_Text excerpt_.
· · · · · · ·
U.S. history offers its own parallel to what is happening in Afghanistan.

Abraham Lincoln didn't break with America's democratic tradition even during the Civil War; the presidential election of 1864 went ahead during a bloody period in which more than 600,000 soldiers and civilians died. Lincoln's aides were divided on the issue, and opponents favored postponing the election until its safe conduct and validity could be ensured.

A similar situation played out this year in Afghanistan when a host of President Hamid Karzai's aides and U.S. and U.N. officials vigorously attempted to persuade him to delay the elections until a more opportune time. Mr. Karzai remained steadfast, arguing that he would not go down in history as setting a precedent that would allow any future leader with good intent or ulterior motive to harm Afghanistan's democratic process.
· · · · · · ·
_Working data_.
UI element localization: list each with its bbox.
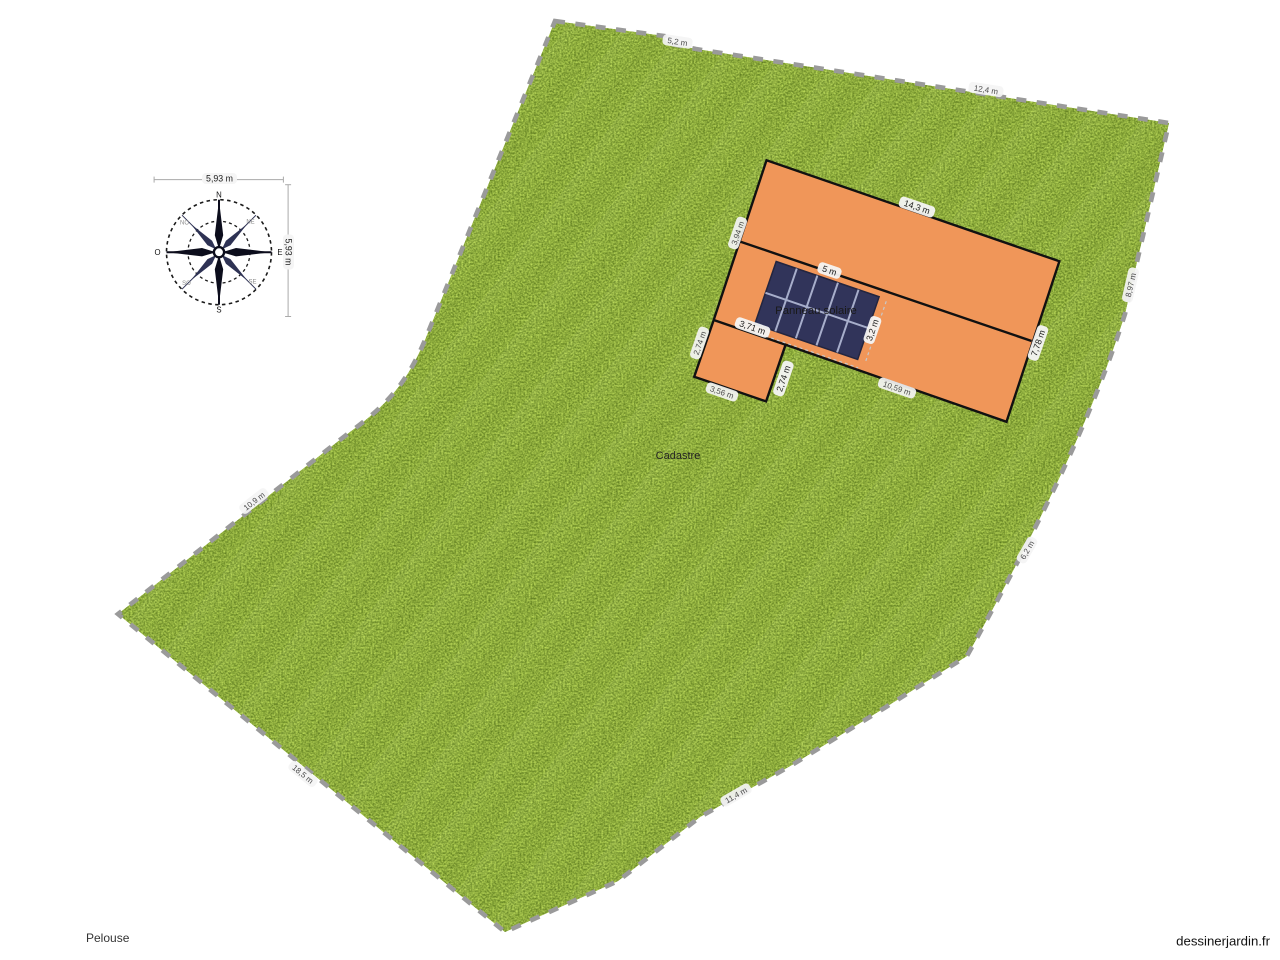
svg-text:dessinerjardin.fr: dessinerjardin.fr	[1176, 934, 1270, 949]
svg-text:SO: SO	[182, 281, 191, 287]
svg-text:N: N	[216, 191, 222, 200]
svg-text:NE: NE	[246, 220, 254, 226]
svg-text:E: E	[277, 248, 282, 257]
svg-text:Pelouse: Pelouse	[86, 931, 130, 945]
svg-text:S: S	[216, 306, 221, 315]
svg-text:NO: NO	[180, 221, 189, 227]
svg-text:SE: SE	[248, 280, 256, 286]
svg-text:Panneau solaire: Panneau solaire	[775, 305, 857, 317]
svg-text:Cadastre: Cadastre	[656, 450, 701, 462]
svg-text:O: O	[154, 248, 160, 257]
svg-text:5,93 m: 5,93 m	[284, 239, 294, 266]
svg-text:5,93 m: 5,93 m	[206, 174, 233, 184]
· · · · · · ·
_Set of tasks_.
1 > Answer these questions about the text on holding elections during conflict:
(a) In what year did the U.S. presidential election go ahead during the Civil War?
(b) How many soldiers and civilians died during that period?
(c) What did Karzai's aides and U.S. and U.N. officials try to persuade him to do?
2 > Reproduce the listing, beginning at the line that contains "934, 1270, 949]" and continuing through the last line of the listing.
The text about elections and the listing that comes after it are from unrelated sources.

_Exercise solutions_.
1 >
(a) 1864
(b) More than 600,000
(c) Delay the elections until a more opportune time

2 >
svg-text:dessinerjardin.fr: dessinerjardin.fr	[1176, 934, 1270, 949]
svg-text:SO: SO	[182, 281, 191, 287]
svg-text:N: N	[216, 191, 222, 200]
svg-text:NE: NE	[246, 220, 254, 226]
svg-text:E: E	[277, 248, 282, 257]
svg-text:Pelouse: Pelouse	[86, 931, 130, 945]
svg-text:S: S	[216, 306, 221, 315]
svg-text:NO: NO	[180, 221, 189, 227]
svg-text:SE: SE	[248, 280, 256, 286]
svg-text:Panneau solaire: Panneau solaire	[775, 305, 857, 317]
svg-text:Cadastre: Cadastre	[656, 450, 701, 462]
svg-text:O: O	[154, 248, 160, 257]
svg-text:5,93 m: 5,93 m	[284, 239, 294, 266]
svg-text:5,93 m: 5,93 m	[206, 174, 233, 184]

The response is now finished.